Data records:

|---|

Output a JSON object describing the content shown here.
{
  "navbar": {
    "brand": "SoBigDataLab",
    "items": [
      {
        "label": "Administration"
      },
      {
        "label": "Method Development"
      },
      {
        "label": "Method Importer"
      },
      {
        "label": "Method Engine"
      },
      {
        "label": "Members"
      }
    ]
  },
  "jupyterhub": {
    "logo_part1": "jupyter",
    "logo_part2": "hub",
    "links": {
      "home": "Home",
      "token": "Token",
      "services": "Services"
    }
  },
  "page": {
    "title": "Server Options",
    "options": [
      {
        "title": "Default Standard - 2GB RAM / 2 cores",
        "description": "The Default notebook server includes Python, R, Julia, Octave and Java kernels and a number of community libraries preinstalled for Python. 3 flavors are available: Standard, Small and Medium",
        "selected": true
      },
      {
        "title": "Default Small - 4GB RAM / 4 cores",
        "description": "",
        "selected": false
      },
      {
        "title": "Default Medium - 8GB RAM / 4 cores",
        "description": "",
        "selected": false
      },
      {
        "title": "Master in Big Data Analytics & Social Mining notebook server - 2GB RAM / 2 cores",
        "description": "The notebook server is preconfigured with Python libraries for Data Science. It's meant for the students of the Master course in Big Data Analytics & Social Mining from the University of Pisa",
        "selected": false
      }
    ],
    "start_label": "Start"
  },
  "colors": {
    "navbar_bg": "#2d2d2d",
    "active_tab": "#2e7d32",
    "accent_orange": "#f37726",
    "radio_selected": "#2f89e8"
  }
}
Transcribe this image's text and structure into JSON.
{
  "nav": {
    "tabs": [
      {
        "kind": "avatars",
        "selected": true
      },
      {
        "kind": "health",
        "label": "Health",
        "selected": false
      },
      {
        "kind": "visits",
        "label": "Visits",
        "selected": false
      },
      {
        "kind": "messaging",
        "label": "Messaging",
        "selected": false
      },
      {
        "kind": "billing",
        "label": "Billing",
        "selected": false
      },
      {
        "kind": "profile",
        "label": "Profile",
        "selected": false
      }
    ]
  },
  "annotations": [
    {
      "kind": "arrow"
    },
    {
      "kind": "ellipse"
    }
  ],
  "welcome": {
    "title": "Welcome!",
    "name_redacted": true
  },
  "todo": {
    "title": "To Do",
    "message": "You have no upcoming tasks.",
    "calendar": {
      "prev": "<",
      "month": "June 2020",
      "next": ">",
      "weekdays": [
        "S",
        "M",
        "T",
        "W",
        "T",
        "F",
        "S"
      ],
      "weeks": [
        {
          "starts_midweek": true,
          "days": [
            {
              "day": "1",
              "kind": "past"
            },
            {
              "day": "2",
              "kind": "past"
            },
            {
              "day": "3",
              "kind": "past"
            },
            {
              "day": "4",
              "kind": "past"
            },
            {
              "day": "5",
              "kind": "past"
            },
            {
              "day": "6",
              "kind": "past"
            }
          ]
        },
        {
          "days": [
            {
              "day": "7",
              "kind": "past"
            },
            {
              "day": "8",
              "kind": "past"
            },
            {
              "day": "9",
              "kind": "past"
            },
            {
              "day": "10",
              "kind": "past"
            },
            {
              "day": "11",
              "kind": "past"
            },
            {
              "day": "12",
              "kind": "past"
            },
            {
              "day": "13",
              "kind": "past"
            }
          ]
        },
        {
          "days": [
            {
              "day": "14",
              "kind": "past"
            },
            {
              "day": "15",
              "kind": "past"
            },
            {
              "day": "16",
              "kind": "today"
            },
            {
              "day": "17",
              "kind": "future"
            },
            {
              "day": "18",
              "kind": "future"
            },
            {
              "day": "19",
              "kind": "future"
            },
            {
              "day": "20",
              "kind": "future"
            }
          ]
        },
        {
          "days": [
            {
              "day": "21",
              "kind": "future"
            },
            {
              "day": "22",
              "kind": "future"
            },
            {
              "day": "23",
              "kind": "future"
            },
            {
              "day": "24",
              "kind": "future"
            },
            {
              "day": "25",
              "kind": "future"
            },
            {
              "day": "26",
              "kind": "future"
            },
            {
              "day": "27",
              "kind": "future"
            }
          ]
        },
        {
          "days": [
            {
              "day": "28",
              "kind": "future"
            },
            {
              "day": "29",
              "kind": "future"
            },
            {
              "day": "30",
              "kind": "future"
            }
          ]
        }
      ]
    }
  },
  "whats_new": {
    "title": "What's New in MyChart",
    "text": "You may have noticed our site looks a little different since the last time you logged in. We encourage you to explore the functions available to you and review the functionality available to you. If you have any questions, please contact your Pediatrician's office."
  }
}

|---|

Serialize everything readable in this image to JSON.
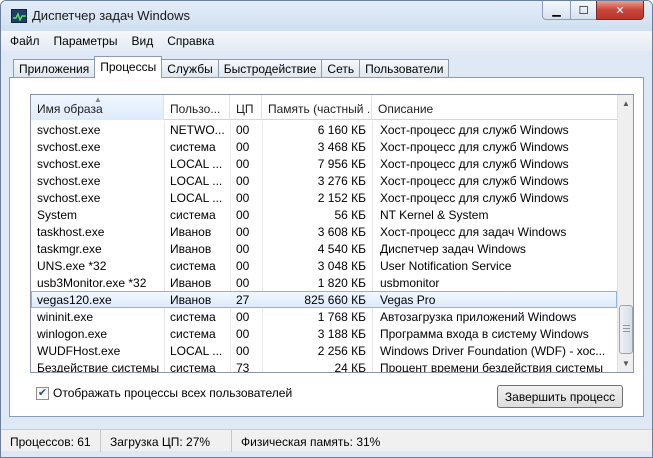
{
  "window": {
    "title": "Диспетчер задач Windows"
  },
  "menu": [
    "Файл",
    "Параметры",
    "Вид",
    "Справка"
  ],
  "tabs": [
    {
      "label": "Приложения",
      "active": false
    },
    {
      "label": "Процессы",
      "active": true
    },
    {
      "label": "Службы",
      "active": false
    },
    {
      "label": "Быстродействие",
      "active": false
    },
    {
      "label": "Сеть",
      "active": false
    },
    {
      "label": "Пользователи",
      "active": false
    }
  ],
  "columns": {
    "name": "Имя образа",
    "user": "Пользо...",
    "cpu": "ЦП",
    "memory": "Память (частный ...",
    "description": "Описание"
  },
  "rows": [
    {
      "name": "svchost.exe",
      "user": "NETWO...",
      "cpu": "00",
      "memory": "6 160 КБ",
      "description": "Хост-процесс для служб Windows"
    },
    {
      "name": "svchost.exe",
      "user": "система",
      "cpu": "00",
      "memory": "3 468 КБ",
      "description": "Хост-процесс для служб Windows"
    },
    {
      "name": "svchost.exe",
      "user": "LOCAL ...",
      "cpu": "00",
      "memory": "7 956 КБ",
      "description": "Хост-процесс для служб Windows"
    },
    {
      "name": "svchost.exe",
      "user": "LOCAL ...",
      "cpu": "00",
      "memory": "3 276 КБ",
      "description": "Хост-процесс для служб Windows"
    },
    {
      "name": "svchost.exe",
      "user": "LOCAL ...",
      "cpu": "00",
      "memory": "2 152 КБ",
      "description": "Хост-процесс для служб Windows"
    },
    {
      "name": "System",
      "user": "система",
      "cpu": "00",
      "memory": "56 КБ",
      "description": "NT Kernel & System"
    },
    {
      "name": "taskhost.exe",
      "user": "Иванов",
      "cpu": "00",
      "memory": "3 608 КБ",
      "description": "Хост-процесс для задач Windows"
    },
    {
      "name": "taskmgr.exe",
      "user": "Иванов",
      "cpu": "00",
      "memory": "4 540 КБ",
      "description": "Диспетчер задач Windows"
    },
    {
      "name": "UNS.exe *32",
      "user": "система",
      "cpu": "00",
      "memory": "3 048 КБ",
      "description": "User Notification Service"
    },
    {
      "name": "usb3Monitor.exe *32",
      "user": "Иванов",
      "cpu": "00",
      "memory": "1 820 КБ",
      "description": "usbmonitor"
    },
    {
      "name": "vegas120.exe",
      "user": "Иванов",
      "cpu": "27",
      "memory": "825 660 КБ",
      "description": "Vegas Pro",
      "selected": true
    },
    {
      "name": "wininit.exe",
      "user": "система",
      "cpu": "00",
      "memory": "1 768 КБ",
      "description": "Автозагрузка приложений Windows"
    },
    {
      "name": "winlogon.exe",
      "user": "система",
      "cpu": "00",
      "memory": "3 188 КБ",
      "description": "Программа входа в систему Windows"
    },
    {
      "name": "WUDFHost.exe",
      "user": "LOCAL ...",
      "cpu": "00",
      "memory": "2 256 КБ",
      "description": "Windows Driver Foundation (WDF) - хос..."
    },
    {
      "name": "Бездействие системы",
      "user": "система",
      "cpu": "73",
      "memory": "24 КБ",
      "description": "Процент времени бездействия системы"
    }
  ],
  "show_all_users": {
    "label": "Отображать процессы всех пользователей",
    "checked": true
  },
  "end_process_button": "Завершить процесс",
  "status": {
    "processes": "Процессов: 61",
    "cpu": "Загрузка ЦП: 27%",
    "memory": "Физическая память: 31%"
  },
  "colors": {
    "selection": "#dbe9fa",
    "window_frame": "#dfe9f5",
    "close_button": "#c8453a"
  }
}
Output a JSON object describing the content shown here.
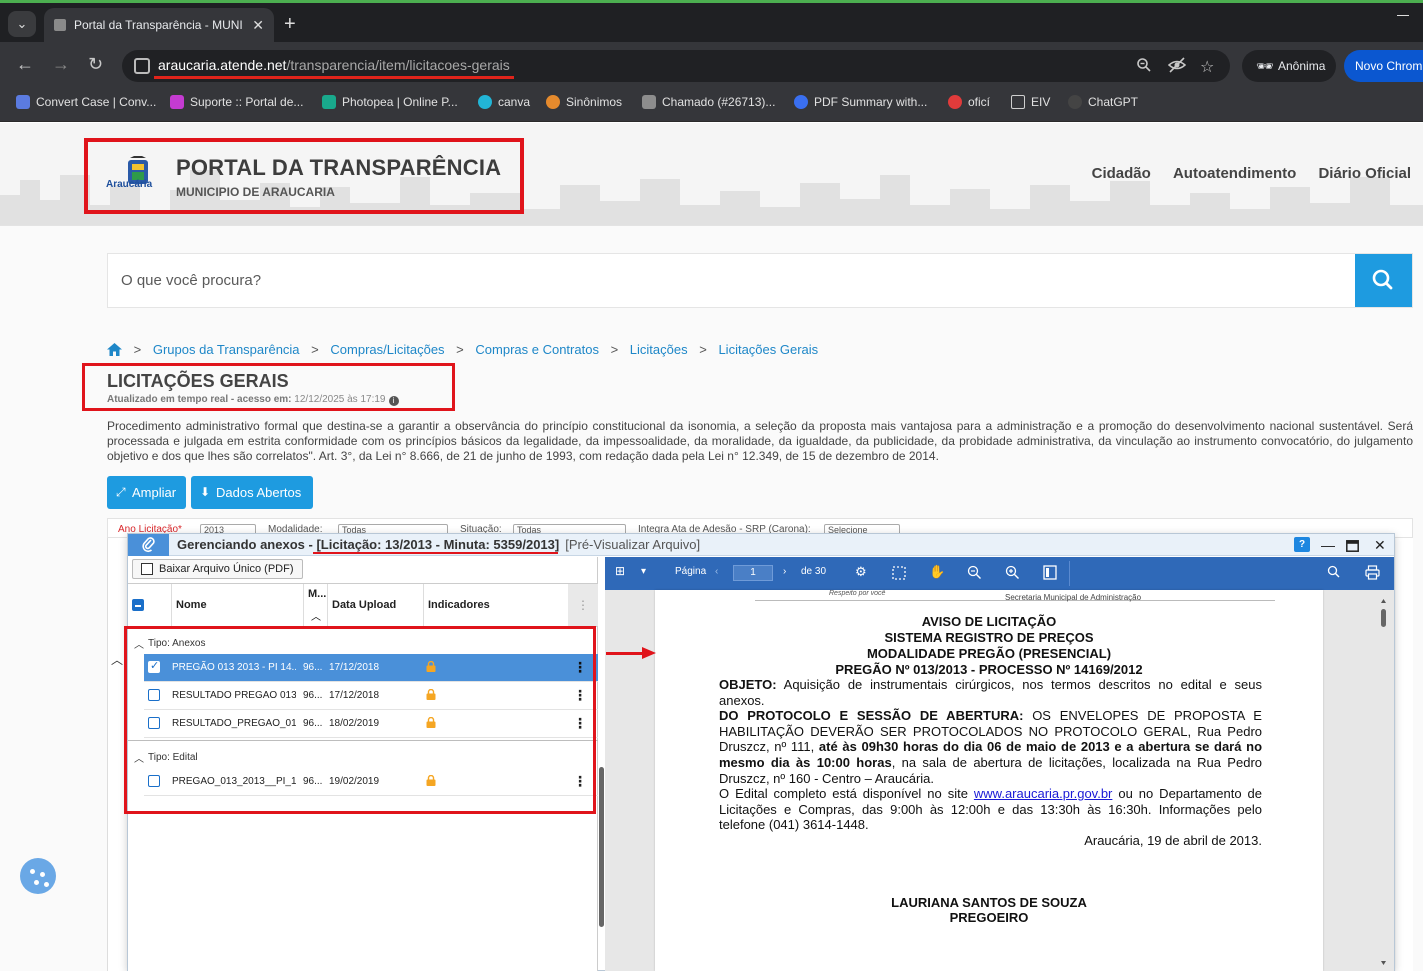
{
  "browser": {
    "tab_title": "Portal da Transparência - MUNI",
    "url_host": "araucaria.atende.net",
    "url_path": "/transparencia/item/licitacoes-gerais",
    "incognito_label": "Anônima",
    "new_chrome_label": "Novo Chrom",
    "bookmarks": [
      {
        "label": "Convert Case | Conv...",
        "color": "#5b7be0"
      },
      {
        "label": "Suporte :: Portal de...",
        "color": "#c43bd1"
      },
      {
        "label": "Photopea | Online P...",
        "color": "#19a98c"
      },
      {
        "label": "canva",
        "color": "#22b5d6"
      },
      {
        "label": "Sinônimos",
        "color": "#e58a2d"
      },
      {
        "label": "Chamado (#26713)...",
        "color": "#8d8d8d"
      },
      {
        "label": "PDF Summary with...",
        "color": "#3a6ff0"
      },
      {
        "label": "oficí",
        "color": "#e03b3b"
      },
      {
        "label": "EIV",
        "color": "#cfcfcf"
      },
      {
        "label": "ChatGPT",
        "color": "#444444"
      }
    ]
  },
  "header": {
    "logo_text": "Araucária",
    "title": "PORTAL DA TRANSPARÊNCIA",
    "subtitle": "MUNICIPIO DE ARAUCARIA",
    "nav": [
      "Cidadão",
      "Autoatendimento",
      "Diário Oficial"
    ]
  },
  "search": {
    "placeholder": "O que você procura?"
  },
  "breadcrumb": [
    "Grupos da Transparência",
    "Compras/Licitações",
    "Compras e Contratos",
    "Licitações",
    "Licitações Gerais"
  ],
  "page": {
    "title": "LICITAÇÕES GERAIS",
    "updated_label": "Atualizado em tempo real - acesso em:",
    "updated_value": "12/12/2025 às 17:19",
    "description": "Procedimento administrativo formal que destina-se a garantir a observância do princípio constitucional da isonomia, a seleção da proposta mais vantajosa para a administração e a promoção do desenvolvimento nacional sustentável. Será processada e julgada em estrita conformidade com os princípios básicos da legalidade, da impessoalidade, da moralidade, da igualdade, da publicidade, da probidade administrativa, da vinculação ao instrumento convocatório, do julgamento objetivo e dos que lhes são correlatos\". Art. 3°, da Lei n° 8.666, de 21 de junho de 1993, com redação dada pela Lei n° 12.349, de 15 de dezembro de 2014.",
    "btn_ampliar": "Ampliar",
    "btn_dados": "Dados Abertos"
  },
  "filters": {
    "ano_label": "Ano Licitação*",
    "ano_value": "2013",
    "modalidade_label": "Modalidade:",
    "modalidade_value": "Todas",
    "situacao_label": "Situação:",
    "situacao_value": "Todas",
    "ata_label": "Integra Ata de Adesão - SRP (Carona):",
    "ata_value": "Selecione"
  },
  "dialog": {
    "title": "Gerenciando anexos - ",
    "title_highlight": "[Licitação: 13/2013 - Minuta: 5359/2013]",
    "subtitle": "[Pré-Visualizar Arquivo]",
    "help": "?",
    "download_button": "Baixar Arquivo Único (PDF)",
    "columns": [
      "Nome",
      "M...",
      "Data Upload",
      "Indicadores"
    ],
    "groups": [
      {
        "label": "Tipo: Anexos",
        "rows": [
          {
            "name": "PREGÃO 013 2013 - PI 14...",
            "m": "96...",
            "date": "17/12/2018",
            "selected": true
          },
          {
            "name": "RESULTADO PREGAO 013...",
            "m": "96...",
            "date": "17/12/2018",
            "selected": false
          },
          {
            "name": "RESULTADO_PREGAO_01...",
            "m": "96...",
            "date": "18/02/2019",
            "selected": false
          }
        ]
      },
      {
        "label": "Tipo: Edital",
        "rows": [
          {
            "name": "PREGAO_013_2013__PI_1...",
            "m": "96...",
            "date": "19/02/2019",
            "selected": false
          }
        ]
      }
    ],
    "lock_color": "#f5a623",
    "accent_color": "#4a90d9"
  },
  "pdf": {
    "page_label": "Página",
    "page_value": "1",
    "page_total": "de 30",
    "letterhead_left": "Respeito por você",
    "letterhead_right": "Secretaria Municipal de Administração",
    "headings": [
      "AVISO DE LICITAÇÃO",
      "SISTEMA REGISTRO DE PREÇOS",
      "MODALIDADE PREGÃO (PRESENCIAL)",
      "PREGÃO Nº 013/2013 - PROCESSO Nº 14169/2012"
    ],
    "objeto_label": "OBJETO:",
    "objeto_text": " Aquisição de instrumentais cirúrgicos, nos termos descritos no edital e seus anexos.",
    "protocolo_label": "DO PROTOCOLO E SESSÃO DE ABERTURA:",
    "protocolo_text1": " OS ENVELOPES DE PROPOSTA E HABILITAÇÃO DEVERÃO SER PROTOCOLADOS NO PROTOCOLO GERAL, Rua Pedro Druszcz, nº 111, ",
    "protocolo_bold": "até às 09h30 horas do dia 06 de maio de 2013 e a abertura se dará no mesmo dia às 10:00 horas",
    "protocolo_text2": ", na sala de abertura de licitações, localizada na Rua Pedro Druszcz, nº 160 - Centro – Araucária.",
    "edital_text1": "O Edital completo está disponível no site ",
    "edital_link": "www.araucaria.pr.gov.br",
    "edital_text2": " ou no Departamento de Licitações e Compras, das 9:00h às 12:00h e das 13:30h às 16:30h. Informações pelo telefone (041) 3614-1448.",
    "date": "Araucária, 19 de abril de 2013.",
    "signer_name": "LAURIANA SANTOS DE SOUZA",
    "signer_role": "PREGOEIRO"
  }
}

|---|

** Set problem **
Return each line with "image".

** Result of the task **
Transcribe this image's text and structure into JSON.
Serialize everything readable in this image to JSON.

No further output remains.